━━━ Data extract ━━━

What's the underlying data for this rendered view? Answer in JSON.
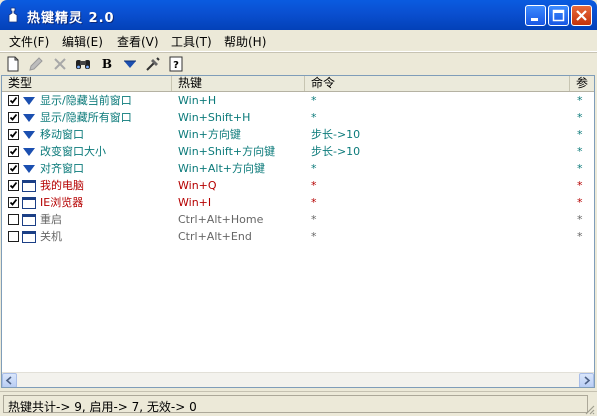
{
  "window": {
    "title": "热键精灵 2.0"
  },
  "menu": [
    {
      "label": "文件(F)"
    },
    {
      "label": "编辑(E)"
    },
    {
      "label": "查看(V)"
    },
    {
      "label": "工具(T)"
    },
    {
      "label": "帮助(H)"
    }
  ],
  "toolbar": {
    "bold_label": "B"
  },
  "columns": [
    "类型",
    "热键",
    "命令",
    "参"
  ],
  "rows": [
    {
      "checked": true,
      "icon": "arrow-down-icon",
      "name": "显示/隐藏当前窗口",
      "hotkey": "Win+H",
      "command": "*",
      "param": "*",
      "color": "#0b7a7a"
    },
    {
      "checked": true,
      "icon": "arrow-down-icon",
      "name": "显示/隐藏所有窗口",
      "hotkey": "Win+Shift+H",
      "command": "*",
      "param": "*",
      "color": "#0b7a7a"
    },
    {
      "checked": true,
      "icon": "arrow-down-icon",
      "name": "移动窗口",
      "hotkey": "Win+方向键",
      "command": "步长->10",
      "param": "*",
      "color": "#0b7a7a"
    },
    {
      "checked": true,
      "icon": "arrow-down-icon",
      "name": "改变窗口大小",
      "hotkey": "Win+Shift+方向键",
      "command": "步长->10",
      "param": "*",
      "color": "#0b7a7a"
    },
    {
      "checked": true,
      "icon": "arrow-down-icon",
      "name": "对齐窗口",
      "hotkey": "Win+Alt+方向键",
      "command": "*",
      "param": "*",
      "color": "#0b7a7a"
    },
    {
      "checked": true,
      "icon": "window-icon",
      "name": "我的电脑",
      "hotkey": "Win+Q",
      "command": "*",
      "param": "*",
      "color": "#b50000"
    },
    {
      "checked": true,
      "icon": "window-icon",
      "name": "IE浏览器",
      "hotkey": "Win+I",
      "command": "*",
      "param": "*",
      "color": "#b50000"
    },
    {
      "checked": false,
      "icon": "window-icon",
      "name": "重启",
      "hotkey": "Ctrl+Alt+Home",
      "command": "*",
      "param": "*",
      "color": "#666666"
    },
    {
      "checked": false,
      "icon": "window-icon",
      "name": "关机",
      "hotkey": "Ctrl+Alt+End",
      "command": "*",
      "param": "*",
      "color": "#666666"
    }
  ],
  "status": {
    "text": "热键共计-> 9, 启用-> 7, 无效-> 0"
  }
}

━━━

* What is expected
Only lines with the word "hotkey" should be collected from the material.

* Reply to the task
      "hotkey": "Win+H",
      "hotkey": "Win+Shift+H",
      "hotkey": "Win+方向键",
      "hotkey": "Win+Shift+方向键",
      "hotkey": "Win+Alt+方向键",
      "hotkey": "Win+Q",
      "hotkey": "Win+I",
      "hotkey": "Ctrl+Alt+Home",
      "hotkey": "Ctrl+Alt+End",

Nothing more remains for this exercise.